***** DATA LINES

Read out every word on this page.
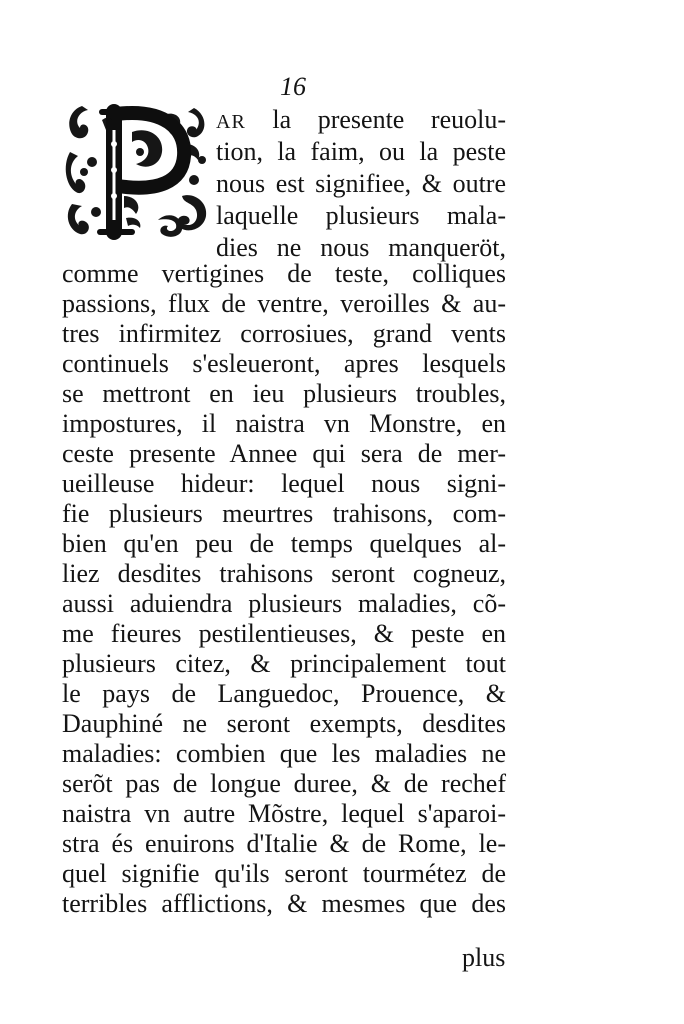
16
AR la presente reuolu-
tion, la faim, ou la peste
nous est signifiee, & outre
laquelle plusieurs mala-
dies ne nous manqueröt,
comme vertigines de teste, colliques
passions, flux de ventre, veroilles & au-
tres infirmitez corrosiues, grand vents
continuels s'esleueront, apres lesquels
se mettront en ieu plusieurs troubles,
impostures, il naistra vn Monstre, en
ceste presente Annee qui sera de mer-
ueilleuse hideur: lequel nous signi-
fie plusieurs meurtres trahisons, com-
bien qu'en peu de temps quelques al-
liez desdites trahisons seront cogneuz,
aussi aduiendra plusieurs maladies, cõ-
me fieures pestilentieuses, & peste en
plusieurs citez, & principalement tout
le pays de Languedoc, Prouence, &
Dauphiné ne seront exempts, desdites
maladies: combien que les maladies ne
serõt pas de longue duree, & de rechef
naistra vn autre Mõstre, lequel s'aparoi-
stra és enuirons d'Italie & de Rome, le-
quel signifie qu'ils seront tourmétez de
terribles afflictions, & mesmes que des
plus
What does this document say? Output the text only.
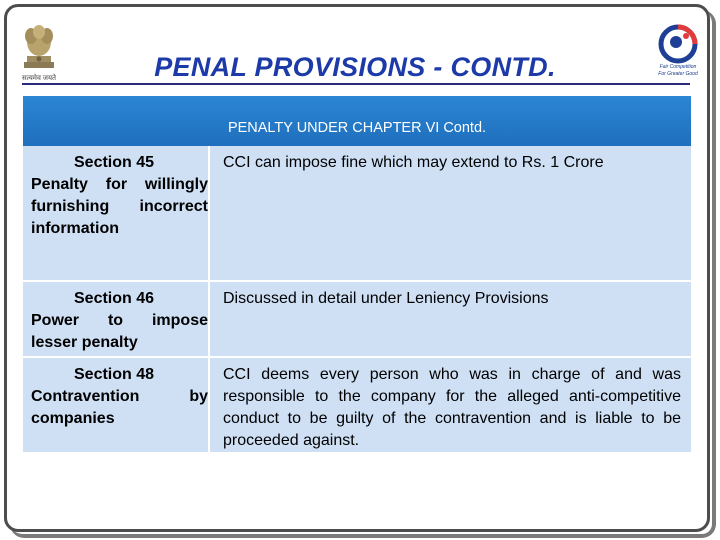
सत्यमेव जयते	PENAL PROVISIONS - CONTD.	Fair Competition
For Greater Good
PENALTY UNDER CHAPTER VI Contd.
Section 45
Penalty for willingly
furnishing incorrect
information
CCI can impose fine which may extend to Rs. 1 Crore
Section 46
Power to impose
lesser penalty
Discussed in detail under Leniency Provisions
Section 48
Contravention by
companies
CCI deems every person who was in charge of and was responsible to the company for the alleged anti-competitive conduct to be guilty of the contravention and is liable to be proceeded against.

**********

▶ _EXERCISE INSTRUCTIONS_
Are you able to set down all the lines above exactly, without any pictures?

▶ _TASK SOLUTION_
Read out every word on this page.
16
AR la presente reuolu-
tion, la faim, ou la peste
nous est signifiee, & outre
laquelle plusieurs mala-
dies ne nous manqueröt,
comme vertigines de teste, colliques
passions, flux de ventre, veroilles & au-
tres infirmitez corrosiues, grand vents
continuels s'esleueront, apres lesquels
se mettront en ieu plusieurs troubles,
impostures, il naistra vn Monstre, en
ceste presente Annee qui sera de mer-
ueilleuse hideur: lequel nous signi-
fie plusieurs meurtres trahisons, com-
bien qu'en peu de temps quelques al-
liez desdites trahisons seront cogneuz,
aussi aduiendra plusieurs maladies, cõ-
me fieures pestilentieuses, & peste en
plusieurs citez, & principalement tout
le pays de Languedoc, Prouence, &
Dauphiné ne seront exempts, desdites
maladies: combien que les maladies ne
serõt pas de longue duree, & de rechef
naistra vn autre Mõstre, lequel s'aparoi-
stra és enuirons d'Italie & de Rome, le-
quel signifie qu'ils seront tourmétez de
terribles afflictions, & mesmes que des
plus
What does this document say? Output the text only.
सत्यमेव जयते	PENAL PROVISIONS - CONTD.	Fair Competition
For Greater Good
PENALTY UNDER CHAPTER VI Contd.
Section 45
Penalty for willingly
furnishing incorrect
information
CCI can impose fine which may extend to Rs. 1 Crore
Section 46
Power to impose
lesser penalty
Discussed in detail under Leniency Provisions
Section 48
Contravention by
companies
CCI deems every person who was in charge of and was responsible to the company for the alleged anti-competitive conduct to be guilty of the contravention and is liable to be proceeded against.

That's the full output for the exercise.